> [TASK TO CARRY OUT] Output every line below exactly.

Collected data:
******************************

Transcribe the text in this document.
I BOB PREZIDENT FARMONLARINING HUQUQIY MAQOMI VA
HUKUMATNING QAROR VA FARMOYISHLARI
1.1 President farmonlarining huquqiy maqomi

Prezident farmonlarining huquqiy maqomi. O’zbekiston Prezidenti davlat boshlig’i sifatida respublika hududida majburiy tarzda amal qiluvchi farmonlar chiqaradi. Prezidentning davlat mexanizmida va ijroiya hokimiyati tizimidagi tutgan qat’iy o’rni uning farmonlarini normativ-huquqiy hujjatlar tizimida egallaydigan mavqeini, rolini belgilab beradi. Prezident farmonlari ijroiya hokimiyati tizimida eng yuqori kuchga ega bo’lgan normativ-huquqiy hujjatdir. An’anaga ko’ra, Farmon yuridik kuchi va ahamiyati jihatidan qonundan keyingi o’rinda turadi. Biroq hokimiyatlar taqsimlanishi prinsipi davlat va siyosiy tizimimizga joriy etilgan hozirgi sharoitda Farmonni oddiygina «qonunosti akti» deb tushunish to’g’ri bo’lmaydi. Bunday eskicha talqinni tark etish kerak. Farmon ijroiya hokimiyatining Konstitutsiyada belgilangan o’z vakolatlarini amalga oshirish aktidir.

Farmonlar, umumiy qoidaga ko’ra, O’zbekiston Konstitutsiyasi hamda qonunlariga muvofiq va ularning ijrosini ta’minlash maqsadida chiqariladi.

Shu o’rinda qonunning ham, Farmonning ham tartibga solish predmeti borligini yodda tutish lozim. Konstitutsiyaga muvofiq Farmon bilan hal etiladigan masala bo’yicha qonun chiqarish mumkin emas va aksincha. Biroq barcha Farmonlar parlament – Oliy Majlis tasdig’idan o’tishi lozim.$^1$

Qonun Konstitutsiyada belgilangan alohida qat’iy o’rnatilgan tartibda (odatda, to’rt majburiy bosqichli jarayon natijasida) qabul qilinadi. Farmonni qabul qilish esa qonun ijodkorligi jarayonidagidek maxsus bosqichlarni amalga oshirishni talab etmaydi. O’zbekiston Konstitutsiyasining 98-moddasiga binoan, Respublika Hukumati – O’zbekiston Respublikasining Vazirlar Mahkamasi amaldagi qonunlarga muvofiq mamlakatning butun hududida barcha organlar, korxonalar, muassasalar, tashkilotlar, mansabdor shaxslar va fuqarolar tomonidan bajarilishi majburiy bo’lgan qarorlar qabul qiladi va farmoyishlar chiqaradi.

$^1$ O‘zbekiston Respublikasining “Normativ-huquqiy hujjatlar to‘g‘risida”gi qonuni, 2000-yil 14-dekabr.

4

******************************

> [TASK OUTPUT]
Transcribe the text in this document.
I BOB PREZIDENT FARMONLARINING HUQUQIY MAQOMI VA
HUKUMATNING QAROR VA FARMOYISHLARI
1.1 President farmonlarining huquqiy maqomi

Prezident farmonlarining huquqiy maqomi. O’zbekiston Prezidenti davlat boshlig’i sifatida respublika hududida majburiy tarzda amal qiluvchi farmonlar chiqaradi. Prezidentning davlat mexanizmida va ijroiya hokimiyati tizimidagi tutgan qat’iy o’rni uning farmonlarini normativ-huquqiy hujjatlar tizimida egallaydigan mavqeini, rolini belgilab beradi. Prezident farmonlari ijroiya hokimiyati tizimida eng yuqori kuchga ega bo’lgan normativ-huquqiy hujjatdir. An’anaga ko’ra, Farmon yuridik kuchi va ahamiyati jihatidan qonundan keyingi o’rinda turadi. Biroq hokimiyatlar taqsimlanishi prinsipi davlat va siyosiy tizimimizga joriy etilgan hozirgi sharoitda Farmonni oddiygina «qonunosti akti» deb tushunish to’g’ri bo’lmaydi. Bunday eskicha talqinni tark etish kerak. Farmon ijroiya hokimiyatining Konstitutsiyada belgilangan o’z vakolatlarini amalga oshirish aktidir.

Farmonlar, umumiy qoidaga ko’ra, O’zbekiston Konstitutsiyasi hamda qonunlariga muvofiq va ularning ijrosini ta’minlash maqsadida chiqariladi.

Shu o’rinda qonunning ham, Farmonning ham tartibga solish predmeti borligini yodda tutish lozim. Konstitutsiyaga muvofiq Farmon bilan hal etiladigan masala bo’yicha qonun chiqarish mumkin emas va aksincha. Biroq barcha Farmonlar parlament – Oliy Majlis tasdig’idan o’tishi lozim.$^1$

Qonun Konstitutsiyada belgilangan alohida qat’iy o’rnatilgan tartibda (odatda, to’rt majburiy bosqichli jarayon natijasida) qabul qilinadi. Farmonni qabul qilish esa qonun ijodkorligi jarayonidagidek maxsus bosqichlarni amalga oshirishni talab etmaydi. O’zbekiston Konstitutsiyasining 98-moddasiga binoan, Respublika Hukumati – O’zbekiston Respublikasining Vazirlar Mahkamasi amaldagi qonunlarga muvofiq mamlakatning butun hududida barcha organlar, korxonalar, muassasalar, tashkilotlar, mansabdor shaxslar va fuqarolar tomonidan bajarilishi majburiy bo’lgan qarorlar qabul qiladi va farmoyishlar chiqaradi.

$^1$ O‘zbekiston Respublikasining “Normativ-huquqiy hujjatlar to‘g‘risida”gi qonuni, 2000-yil 14-dekabr.

4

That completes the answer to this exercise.